WHAT IS NEEDED: Reproduce the material in full, unchanged.

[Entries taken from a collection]
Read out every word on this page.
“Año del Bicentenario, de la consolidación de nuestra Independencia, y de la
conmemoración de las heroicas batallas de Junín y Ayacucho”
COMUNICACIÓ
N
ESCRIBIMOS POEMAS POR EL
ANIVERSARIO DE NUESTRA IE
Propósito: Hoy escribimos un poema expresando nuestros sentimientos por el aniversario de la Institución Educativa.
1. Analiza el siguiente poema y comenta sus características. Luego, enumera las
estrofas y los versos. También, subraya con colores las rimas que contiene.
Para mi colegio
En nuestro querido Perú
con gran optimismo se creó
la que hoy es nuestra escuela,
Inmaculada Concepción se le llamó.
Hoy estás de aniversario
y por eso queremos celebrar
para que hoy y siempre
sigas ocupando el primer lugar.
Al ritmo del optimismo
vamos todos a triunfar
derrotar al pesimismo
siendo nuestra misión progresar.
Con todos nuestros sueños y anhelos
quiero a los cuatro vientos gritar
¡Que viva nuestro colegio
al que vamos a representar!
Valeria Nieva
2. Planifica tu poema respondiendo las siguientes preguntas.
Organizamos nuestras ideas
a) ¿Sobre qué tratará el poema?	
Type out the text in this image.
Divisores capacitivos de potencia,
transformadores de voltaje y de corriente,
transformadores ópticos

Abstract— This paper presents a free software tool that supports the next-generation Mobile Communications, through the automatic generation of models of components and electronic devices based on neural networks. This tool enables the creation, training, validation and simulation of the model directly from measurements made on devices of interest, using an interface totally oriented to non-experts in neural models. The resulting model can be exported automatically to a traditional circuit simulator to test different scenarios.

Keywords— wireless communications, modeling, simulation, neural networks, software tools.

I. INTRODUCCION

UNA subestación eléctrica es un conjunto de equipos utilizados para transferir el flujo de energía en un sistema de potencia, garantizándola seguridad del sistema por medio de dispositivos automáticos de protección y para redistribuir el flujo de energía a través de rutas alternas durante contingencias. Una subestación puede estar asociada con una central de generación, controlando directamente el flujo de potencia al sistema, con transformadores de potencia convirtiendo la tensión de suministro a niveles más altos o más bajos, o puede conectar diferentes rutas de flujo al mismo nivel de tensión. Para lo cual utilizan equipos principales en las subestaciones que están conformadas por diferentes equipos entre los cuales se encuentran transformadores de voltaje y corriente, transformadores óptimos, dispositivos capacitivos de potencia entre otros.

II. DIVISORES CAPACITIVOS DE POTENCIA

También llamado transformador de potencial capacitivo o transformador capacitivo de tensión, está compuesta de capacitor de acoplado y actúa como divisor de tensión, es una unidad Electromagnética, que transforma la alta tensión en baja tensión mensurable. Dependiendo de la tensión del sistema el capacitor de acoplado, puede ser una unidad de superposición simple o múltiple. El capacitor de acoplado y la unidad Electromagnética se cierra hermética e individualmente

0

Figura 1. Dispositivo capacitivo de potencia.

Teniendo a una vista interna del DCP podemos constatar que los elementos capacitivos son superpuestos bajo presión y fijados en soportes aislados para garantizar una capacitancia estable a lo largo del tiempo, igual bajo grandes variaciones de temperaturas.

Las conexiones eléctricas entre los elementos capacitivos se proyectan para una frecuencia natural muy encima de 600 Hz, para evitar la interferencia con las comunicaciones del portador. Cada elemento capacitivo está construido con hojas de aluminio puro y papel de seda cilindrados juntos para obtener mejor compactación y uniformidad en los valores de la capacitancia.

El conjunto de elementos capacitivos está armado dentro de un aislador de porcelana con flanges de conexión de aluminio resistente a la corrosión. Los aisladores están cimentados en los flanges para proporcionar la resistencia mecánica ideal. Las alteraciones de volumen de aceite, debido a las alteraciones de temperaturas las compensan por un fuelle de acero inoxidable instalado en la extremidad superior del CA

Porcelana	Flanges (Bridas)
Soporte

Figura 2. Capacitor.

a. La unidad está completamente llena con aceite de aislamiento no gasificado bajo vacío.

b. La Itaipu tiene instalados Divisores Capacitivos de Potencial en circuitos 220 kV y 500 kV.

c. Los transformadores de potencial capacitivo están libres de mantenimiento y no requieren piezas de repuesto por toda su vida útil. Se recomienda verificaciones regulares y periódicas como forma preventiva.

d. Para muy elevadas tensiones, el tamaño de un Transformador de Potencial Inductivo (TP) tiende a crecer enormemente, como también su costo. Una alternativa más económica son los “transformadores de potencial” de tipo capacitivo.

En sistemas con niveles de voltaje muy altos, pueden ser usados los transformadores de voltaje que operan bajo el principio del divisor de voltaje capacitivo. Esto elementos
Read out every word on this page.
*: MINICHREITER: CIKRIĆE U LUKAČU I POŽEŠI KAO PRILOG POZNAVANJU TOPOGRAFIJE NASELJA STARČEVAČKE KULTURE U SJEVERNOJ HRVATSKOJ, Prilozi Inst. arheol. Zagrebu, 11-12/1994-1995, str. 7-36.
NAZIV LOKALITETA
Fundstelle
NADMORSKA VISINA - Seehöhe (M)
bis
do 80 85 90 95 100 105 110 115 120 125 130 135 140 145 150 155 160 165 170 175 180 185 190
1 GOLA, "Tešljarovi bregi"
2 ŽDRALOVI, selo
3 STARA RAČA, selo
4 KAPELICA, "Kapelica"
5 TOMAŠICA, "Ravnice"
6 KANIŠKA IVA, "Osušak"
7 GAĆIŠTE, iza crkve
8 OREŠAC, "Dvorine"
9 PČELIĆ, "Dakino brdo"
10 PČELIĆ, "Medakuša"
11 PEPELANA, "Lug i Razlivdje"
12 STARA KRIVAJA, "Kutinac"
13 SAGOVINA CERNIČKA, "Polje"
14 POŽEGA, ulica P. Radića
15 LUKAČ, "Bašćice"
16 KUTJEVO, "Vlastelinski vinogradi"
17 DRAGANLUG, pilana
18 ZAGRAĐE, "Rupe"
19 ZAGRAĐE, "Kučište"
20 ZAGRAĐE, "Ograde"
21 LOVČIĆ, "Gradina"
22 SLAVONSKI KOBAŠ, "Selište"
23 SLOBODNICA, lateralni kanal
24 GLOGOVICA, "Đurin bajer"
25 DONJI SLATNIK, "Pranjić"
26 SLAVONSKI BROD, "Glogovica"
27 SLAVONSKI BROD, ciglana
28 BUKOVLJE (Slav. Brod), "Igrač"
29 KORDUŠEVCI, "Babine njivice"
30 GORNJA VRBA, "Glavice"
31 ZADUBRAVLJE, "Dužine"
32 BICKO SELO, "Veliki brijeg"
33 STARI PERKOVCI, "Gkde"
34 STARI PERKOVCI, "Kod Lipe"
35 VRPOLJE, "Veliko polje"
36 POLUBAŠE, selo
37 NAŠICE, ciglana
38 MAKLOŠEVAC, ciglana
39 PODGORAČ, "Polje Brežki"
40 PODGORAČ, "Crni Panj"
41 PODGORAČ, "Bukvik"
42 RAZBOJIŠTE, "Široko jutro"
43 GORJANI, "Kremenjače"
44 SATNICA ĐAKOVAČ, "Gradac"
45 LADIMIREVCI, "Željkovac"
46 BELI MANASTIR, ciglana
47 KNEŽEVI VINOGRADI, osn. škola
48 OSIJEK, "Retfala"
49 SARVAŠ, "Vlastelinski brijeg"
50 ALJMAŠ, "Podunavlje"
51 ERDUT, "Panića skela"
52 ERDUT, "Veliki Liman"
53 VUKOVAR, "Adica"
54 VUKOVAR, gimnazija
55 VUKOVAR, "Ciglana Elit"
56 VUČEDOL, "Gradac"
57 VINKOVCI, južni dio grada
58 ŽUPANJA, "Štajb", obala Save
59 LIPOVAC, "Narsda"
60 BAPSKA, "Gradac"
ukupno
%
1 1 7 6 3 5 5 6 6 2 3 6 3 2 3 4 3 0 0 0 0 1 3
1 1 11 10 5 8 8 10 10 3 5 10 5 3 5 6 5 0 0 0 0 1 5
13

FULL RESPONSE:
Read out every word on this page.
“Año del Bicentenario, de la consolidación de nuestra Independencia, y de la
conmemoración de las heroicas batallas de Junín y Ayacucho”
COMUNICACIÓ
N
ESCRIBIMOS POEMAS POR EL
ANIVERSARIO DE NUESTRA IE
Propósito: Hoy escribimos un poema expresando nuestros sentimientos por el aniversario de la Institución Educativa.
1. Analiza el siguiente poema y comenta sus características. Luego, enumera las
estrofas y los versos. También, subraya con colores las rimas que contiene.
Para mi colegio
En nuestro querido Perú
con gran optimismo se creó
la que hoy es nuestra escuela,
Inmaculada Concepción se le llamó.
Hoy estás de aniversario
y por eso queremos celebrar
para que hoy y siempre
sigas ocupando el primer lugar.
Al ritmo del optimismo
vamos todos a triunfar
derrotar al pesimismo
siendo nuestra misión progresar.
Con todos nuestros sueños y anhelos
quiero a los cuatro vientos gritar
¡Que viva nuestro colegio
al que vamos a representar!
Valeria Nieva
2. Planifica tu poema respondiendo las siguientes preguntas.
Organizamos nuestras ideas
a) ¿Sobre qué tratará el poema?	
Type out the text in this image.
Divisores capacitivos de potencia,
transformadores de voltaje y de corriente,
transformadores ópticos

Abstract— This paper presents a free software tool that supports the next-generation Mobile Communications, through the automatic generation of models of components and electronic devices based on neural networks. This tool enables the creation, training, validation and simulation of the model directly from measurements made on devices of interest, using an interface totally oriented to non-experts in neural models. The resulting model can be exported automatically to a traditional circuit simulator to test different scenarios.

Keywords— wireless communications, modeling, simulation, neural networks, software tools.

I. INTRODUCCION

UNA subestación eléctrica es un conjunto de equipos utilizados para transferir el flujo de energía en un sistema de potencia, garantizándola seguridad del sistema por medio de dispositivos automáticos de protección y para redistribuir el flujo de energía a través de rutas alternas durante contingencias. Una subestación puede estar asociada con una central de generación, controlando directamente el flujo de potencia al sistema, con transformadores de potencia convirtiendo la tensión de suministro a niveles más altos o más bajos, o puede conectar diferentes rutas de flujo al mismo nivel de tensión. Para lo cual utilizan equipos principales en las subestaciones que están conformadas por diferentes equipos entre los cuales se encuentran transformadores de voltaje y corriente, transformadores óptimos, dispositivos capacitivos de potencia entre otros.

II. DIVISORES CAPACITIVOS DE POTENCIA

También llamado transformador de potencial capacitivo o transformador capacitivo de tensión, está compuesta de capacitor de acoplado y actúa como divisor de tensión, es una unidad Electromagnética, que transforma la alta tensión en baja tensión mensurable. Dependiendo de la tensión del sistema el capacitor de acoplado, puede ser una unidad de superposición simple o múltiple. El capacitor de acoplado y la unidad Electromagnética se cierra hermética e individualmente

0

Figura 1. Dispositivo capacitivo de potencia.

Teniendo a una vista interna del DCP podemos constatar que los elementos capacitivos son superpuestos bajo presión y fijados en soportes aislados para garantizar una capacitancia estable a lo largo del tiempo, igual bajo grandes variaciones de temperaturas.

Las conexiones eléctricas entre los elementos capacitivos se proyectan para una frecuencia natural muy encima de 600 Hz, para evitar la interferencia con las comunicaciones del portador. Cada elemento capacitivo está construido con hojas de aluminio puro y papel de seda cilindrados juntos para obtener mejor compactación y uniformidad en los valores de la capacitancia.

El conjunto de elementos capacitivos está armado dentro de un aislador de porcelana con flanges de conexión de aluminio resistente a la corrosión. Los aisladores están cimentados en los flanges para proporcionar la resistencia mecánica ideal. Las alteraciones de volumen de aceite, debido a las alteraciones de temperaturas las compensan por un fuelle de acero inoxidable instalado en la extremidad superior del CA

Porcelana	Flanges (Bridas)
Soporte

Figura 2. Capacitor.

a. La unidad está completamente llena con aceite de aislamiento no gasificado bajo vacío.

b. La Itaipu tiene instalados Divisores Capacitivos de Potencial en circuitos 220 kV y 500 kV.

c. Los transformadores de potencial capacitivo están libres de mantenimiento y no requieren piezas de repuesto por toda su vida útil. Se recomienda verificaciones regulares y periódicas como forma preventiva.

d. Para muy elevadas tensiones, el tamaño de un Transformador de Potencial Inductivo (TP) tiende a crecer enormemente, como también su costo. Una alternativa más económica son los “transformadores de potencial” de tipo capacitivo.

En sistemas con niveles de voltaje muy altos, pueden ser usados los transformadores de voltaje que operan bajo el principio del divisor de voltaje capacitivo. Esto elementos
Read out every word on this page.
*: MINICHREITER: CIKRIĆE U LUKAČU I POŽEŠI KAO PRILOG POZNAVANJU TOPOGRAFIJE NASELJA STARČEVAČKE KULTURE U SJEVERNOJ HRVATSKOJ, Prilozi Inst. arheol. Zagrebu, 11-12/1994-1995, str. 7-36.
NAZIV LOKALITETA
Fundstelle
NADMORSKA VISINA - Seehöhe (M)
bis
do 80 85 90 95 100 105 110 115 120 125 130 135 140 145 150 155 160 165 170 175 180 185 190
1 GOLA, "Tešljarovi bregi"
2 ŽDRALOVI, selo
3 STARA RAČA, selo
4 KAPELICA, "Kapelica"
5 TOMAŠICA, "Ravnice"
6 KANIŠKA IVA, "Osušak"
7 GAĆIŠTE, iza crkve
8 OREŠAC, "Dvorine"
9 PČELIĆ, "Dakino brdo"
10 PČELIĆ, "Medakuša"
11 PEPELANA, "Lug i Razlivdje"
12 STARA KRIVAJA, "Kutinac"
13 SAGOVINA CERNIČKA, "Polje"
14 POŽEGA, ulica P. Radića
15 LUKAČ, "Bašćice"
16 KUTJEVO, "Vlastelinski vinogradi"
17 DRAGANLUG, pilana
18 ZAGRAĐE, "Rupe"
19 ZAGRAĐE, "Kučište"
20 ZAGRAĐE, "Ograde"
21 LOVČIĆ, "Gradina"
22 SLAVONSKI KOBAŠ, "Selište"
23 SLOBODNICA, lateralni kanal
24 GLOGOVICA, "Đurin bajer"
25 DONJI SLATNIK, "Pranjić"
26 SLAVONSKI BROD, "Glogovica"
27 SLAVONSKI BROD, ciglana
28 BUKOVLJE (Slav. Brod), "Igrač"
29 KORDUŠEVCI, "Babine njivice"
30 GORNJA VRBA, "Glavice"
31 ZADUBRAVLJE, "Dužine"
32 BICKO SELO, "Veliki brijeg"
33 STARI PERKOVCI, "Gkde"
34 STARI PERKOVCI, "Kod Lipe"
35 VRPOLJE, "Veliko polje"
36 POLUBAŠE, selo
37 NAŠICE, ciglana
38 MAKLOŠEVAC, ciglana
39 PODGORAČ, "Polje Brežki"
40 PODGORAČ, "Crni Panj"
41 PODGORAČ, "Bukvik"
42 RAZBOJIŠTE, "Široko jutro"
43 GORJANI, "Kremenjače"
44 SATNICA ĐAKOVAČ, "Gradac"
45 LADIMIREVCI, "Željkovac"
46 BELI MANASTIR, ciglana
47 KNEŽEVI VINOGRADI, osn. škola
48 OSIJEK, "Retfala"
49 SARVAŠ, "Vlastelinski brijeg"
50 ALJMAŠ, "Podunavlje"
51 ERDUT, "Panića skela"
52 ERDUT, "Veliki Liman"
53 VUKOVAR, "Adica"
54 VUKOVAR, gimnazija
55 VUKOVAR, "Ciglana Elit"
56 VUČEDOL, "Gradac"
57 VINKOVCI, južni dio grada
58 ŽUPANJA, "Štajb", obala Save
59 LIPOVAC, "Narsda"
60 BAPSKA, "Gradac"
ukupno
%
1 1 7 6 3 5 5 6 6 2 3 6 3 2 3 4 3 0 0 0 0 1 3
1 1 11 10 5 8 8 10 10 3 5 10 5 3 5 6 5 0 0 0 0 1 5
13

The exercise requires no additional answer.